**What needs to be done**
Gather from the material every line that contains the string "开始扫描".

**Records for processing**

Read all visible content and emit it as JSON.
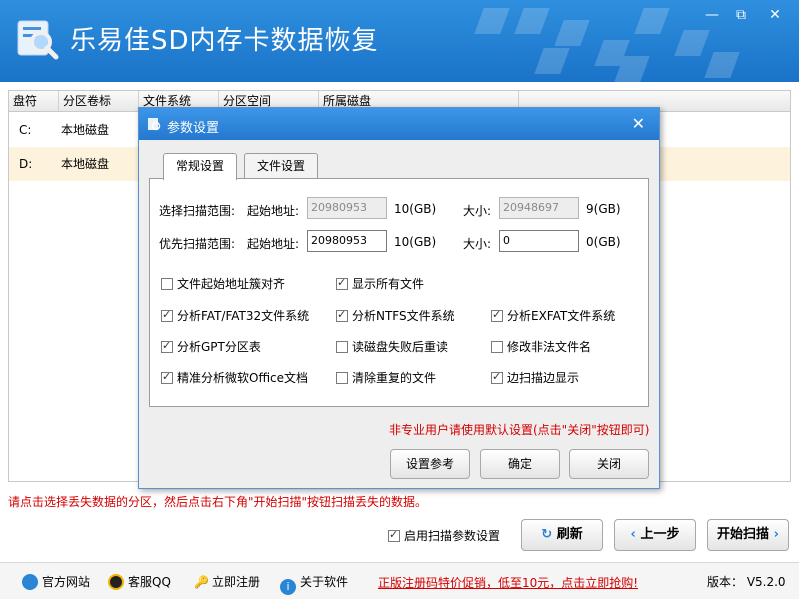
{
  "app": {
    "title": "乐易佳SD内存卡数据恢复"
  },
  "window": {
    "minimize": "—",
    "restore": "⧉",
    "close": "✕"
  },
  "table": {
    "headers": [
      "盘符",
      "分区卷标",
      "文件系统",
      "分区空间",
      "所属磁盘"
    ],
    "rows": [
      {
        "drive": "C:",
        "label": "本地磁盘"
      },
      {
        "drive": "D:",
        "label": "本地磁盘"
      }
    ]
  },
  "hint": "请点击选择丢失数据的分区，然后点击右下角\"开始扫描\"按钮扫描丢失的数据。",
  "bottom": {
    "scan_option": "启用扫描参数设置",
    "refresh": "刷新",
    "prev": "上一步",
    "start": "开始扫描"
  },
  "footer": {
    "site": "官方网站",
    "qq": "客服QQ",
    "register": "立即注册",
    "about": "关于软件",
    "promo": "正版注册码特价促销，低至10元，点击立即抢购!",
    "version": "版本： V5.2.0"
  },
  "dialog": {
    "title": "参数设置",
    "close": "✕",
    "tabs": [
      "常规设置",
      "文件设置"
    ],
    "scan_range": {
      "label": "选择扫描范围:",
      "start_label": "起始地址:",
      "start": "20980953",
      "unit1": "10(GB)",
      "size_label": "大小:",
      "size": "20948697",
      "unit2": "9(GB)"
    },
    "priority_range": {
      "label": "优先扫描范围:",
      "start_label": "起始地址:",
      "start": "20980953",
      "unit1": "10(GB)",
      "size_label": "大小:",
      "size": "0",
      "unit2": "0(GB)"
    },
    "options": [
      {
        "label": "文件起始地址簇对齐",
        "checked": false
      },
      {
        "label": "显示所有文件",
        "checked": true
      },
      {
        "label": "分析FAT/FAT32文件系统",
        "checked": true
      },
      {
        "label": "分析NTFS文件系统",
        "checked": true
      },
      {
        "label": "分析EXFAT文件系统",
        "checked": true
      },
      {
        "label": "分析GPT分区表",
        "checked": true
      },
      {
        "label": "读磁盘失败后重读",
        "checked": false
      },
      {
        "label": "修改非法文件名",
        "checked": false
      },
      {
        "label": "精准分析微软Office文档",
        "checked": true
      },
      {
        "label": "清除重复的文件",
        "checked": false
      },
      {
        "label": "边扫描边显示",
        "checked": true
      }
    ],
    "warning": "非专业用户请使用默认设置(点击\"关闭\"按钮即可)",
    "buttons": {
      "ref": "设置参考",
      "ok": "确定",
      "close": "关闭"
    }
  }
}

**Answer to the exercise**
  "hint": "请点击选择丢失数据的分区，然后点击右下角\"开始扫描\"按钮扫描丢失的数据。",
    "start": "开始扫描"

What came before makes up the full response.